(Saved entries)
begin
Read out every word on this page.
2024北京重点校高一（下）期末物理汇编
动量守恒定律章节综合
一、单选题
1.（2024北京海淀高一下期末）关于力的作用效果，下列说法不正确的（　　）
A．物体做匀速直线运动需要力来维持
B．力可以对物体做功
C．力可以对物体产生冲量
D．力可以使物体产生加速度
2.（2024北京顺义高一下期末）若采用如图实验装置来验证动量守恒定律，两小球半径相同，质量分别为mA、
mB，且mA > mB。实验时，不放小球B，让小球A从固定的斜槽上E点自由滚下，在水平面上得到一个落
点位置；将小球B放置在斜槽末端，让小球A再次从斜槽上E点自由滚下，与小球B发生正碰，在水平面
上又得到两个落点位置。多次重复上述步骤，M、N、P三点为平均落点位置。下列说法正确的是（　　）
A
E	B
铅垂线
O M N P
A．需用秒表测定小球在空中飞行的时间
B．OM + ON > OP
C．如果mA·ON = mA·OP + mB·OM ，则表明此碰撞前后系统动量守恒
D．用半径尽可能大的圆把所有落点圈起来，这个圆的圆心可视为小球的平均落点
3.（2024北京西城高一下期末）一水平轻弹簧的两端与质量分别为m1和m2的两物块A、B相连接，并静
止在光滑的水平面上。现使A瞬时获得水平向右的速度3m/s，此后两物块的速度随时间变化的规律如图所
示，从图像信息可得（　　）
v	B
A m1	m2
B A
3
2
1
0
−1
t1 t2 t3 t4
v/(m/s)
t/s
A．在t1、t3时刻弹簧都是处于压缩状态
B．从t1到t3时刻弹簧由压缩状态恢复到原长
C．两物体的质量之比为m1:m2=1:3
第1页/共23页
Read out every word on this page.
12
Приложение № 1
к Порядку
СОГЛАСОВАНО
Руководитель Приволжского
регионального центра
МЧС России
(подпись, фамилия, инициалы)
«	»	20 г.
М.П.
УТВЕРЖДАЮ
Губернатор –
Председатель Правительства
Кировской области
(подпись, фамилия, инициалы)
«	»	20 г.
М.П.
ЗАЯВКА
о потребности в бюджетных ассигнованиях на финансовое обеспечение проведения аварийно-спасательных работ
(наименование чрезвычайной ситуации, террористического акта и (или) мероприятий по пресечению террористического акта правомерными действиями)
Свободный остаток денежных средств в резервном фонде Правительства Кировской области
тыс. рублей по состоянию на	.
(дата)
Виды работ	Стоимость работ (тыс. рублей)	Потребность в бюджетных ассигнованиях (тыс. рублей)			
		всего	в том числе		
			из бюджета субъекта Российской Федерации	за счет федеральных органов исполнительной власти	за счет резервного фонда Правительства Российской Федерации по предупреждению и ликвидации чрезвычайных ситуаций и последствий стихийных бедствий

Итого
end
WHAT YOU ARE ASKED TO DO | Extract every record and return it verbatim.

OUTPUT OF THE EXERCISE |
Read out every word on this page.
2024北京重点校高一（下）期末物理汇编
动量守恒定律章节综合
一、单选题
1.（2024北京海淀高一下期末）关于力的作用效果，下列说法不正确的（　　）
A．物体做匀速直线运动需要力来维持
B．力可以对物体做功
C．力可以对物体产生冲量
D．力可以使物体产生加速度
2.（2024北京顺义高一下期末）若采用如图实验装置来验证动量守恒定律，两小球半径相同，质量分别为mA、
mB，且mA > mB。实验时，不放小球B，让小球A从固定的斜槽上E点自由滚下，在水平面上得到一个落
点位置；将小球B放置在斜槽末端，让小球A再次从斜槽上E点自由滚下，与小球B发生正碰，在水平面
上又得到两个落点位置。多次重复上述步骤，M、N、P三点为平均落点位置。下列说法正确的是（　　）
A
E	B
铅垂线
O M N P
A．需用秒表测定小球在空中飞行的时间
B．OM + ON > OP
C．如果mA·ON = mA·OP + mB·OM ，则表明此碰撞前后系统动量守恒
D．用半径尽可能大的圆把所有落点圈起来，这个圆的圆心可视为小球的平均落点
3.（2024北京西城高一下期末）一水平轻弹簧的两端与质量分别为m1和m2的两物块A、B相连接，并静
止在光滑的水平面上。现使A瞬时获得水平向右的速度3m/s，此后两物块的速度随时间变化的规律如图所
示，从图像信息可得（　　）
v	B
A m1	m2
B A
3
2
1
0
−1
t1 t2 t3 t4
v/(m/s)
t/s
A．在t1、t3时刻弹簧都是处于压缩状态
B．从t1到t3时刻弹簧由压缩状态恢复到原长
C．两物体的质量之比为m1:m2=1:3
第1页/共23页
Read out every word on this page.
12
Приложение № 1
к Порядку
СОГЛАСОВАНО
Руководитель Приволжского
регионального центра
МЧС России
(подпись, фамилия, инициалы)
«	»	20 г.
М.П.
УТВЕРЖДАЮ
Губернатор –
Председатель Правительства
Кировской области
(подпись, фамилия, инициалы)
«	»	20 г.
М.П.
ЗАЯВКА
о потребности в бюджетных ассигнованиях на финансовое обеспечение проведения аварийно-спасательных работ
(наименование чрезвычайной ситуации, террористического акта и (или) мероприятий по пресечению террористического акта правомерными действиями)
Свободный остаток денежных средств в резервном фонде Правительства Кировской области
тыс. рублей по состоянию на	.
(дата)
Виды работ	Стоимость работ (тыс. рублей)	Потребность в бюджетных ассигнованиях (тыс. рублей)			
		всего	в том числе		
			из бюджета субъекта Российской Федерации	за счет федеральных органов исполнительной власти	за счет резервного фонда Правительства Российской Федерации по предупреждению и ликвидации чрезвычайных ситуаций и последствий стихийных бедствий

Итого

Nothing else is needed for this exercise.